* DESCRIPTION OF THE TASK: Search the records for the word "Wales" and report each line that has it.

===== GIVEN DATA =====

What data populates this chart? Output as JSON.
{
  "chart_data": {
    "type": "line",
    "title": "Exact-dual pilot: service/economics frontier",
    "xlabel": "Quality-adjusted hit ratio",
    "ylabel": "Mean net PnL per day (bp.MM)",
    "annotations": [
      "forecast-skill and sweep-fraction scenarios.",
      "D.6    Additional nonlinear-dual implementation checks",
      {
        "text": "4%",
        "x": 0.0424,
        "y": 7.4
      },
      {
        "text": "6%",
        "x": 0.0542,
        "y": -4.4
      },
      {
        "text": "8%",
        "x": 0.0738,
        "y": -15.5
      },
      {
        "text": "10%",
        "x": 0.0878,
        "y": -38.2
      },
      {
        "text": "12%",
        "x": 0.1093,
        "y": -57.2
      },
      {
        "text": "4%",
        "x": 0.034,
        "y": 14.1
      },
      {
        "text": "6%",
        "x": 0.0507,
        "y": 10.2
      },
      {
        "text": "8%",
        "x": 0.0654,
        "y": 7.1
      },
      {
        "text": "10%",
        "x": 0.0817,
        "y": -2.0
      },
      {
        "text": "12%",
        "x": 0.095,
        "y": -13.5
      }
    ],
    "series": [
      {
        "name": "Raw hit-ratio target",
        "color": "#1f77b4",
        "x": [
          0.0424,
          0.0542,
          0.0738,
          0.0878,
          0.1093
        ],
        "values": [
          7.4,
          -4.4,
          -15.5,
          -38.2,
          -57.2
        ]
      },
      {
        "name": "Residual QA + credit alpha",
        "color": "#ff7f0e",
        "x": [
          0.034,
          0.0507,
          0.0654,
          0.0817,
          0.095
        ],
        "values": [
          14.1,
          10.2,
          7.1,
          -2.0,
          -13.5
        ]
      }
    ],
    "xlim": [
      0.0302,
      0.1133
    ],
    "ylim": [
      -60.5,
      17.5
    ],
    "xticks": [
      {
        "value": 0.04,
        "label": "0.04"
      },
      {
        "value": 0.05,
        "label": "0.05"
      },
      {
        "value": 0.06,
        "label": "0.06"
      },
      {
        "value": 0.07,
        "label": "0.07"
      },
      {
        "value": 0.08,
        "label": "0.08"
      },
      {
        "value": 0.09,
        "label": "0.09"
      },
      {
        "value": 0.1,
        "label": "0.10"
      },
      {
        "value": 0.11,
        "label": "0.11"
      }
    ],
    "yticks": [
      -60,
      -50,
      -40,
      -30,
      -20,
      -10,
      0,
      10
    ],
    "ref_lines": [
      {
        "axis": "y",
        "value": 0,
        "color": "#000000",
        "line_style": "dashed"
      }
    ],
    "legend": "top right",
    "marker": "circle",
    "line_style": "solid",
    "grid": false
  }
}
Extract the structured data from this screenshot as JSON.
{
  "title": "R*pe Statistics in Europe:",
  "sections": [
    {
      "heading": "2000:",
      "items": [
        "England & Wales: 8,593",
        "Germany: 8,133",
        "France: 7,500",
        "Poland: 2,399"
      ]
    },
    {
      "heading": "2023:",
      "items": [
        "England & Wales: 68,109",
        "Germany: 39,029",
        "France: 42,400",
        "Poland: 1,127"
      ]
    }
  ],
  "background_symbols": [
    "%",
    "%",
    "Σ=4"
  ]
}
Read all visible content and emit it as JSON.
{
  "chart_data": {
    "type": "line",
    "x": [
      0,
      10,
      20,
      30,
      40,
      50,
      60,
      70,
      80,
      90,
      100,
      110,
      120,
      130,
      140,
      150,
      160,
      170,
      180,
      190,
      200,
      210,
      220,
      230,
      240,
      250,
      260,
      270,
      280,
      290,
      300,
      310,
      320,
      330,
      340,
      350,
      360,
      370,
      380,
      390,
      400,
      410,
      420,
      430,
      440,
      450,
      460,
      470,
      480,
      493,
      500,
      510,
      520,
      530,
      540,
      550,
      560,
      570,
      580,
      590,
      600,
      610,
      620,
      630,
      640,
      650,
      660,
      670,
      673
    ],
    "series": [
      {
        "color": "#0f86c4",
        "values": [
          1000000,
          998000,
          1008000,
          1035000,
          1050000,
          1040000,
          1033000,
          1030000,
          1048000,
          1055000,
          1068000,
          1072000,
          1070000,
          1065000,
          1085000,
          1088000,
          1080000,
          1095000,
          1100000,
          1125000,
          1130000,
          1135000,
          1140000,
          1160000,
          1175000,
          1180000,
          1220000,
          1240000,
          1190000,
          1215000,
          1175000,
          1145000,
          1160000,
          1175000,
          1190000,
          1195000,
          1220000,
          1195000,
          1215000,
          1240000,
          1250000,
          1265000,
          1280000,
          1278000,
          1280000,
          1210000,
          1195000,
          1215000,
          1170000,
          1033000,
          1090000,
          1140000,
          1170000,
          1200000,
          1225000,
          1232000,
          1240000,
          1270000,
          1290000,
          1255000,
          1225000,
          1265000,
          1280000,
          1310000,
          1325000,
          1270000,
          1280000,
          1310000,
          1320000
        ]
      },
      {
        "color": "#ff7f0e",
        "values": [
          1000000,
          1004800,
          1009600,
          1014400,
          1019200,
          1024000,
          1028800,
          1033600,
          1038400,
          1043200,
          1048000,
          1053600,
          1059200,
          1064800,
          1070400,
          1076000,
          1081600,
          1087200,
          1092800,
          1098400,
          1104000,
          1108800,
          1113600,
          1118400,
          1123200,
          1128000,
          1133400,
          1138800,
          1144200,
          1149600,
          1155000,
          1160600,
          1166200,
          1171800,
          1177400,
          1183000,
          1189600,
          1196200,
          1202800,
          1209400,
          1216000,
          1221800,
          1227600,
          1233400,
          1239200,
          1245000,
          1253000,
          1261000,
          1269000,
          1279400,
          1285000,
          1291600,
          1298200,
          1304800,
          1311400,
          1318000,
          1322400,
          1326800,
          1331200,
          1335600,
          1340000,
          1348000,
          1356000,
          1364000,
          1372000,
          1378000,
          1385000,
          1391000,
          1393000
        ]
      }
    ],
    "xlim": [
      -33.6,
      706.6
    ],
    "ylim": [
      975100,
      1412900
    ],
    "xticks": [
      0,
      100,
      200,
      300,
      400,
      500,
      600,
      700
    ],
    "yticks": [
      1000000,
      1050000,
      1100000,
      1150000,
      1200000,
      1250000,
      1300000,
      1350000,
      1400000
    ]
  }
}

=====

* FINAL RESULT:
        "England & Wales: 8,593",
        "England & Wales: 68,109",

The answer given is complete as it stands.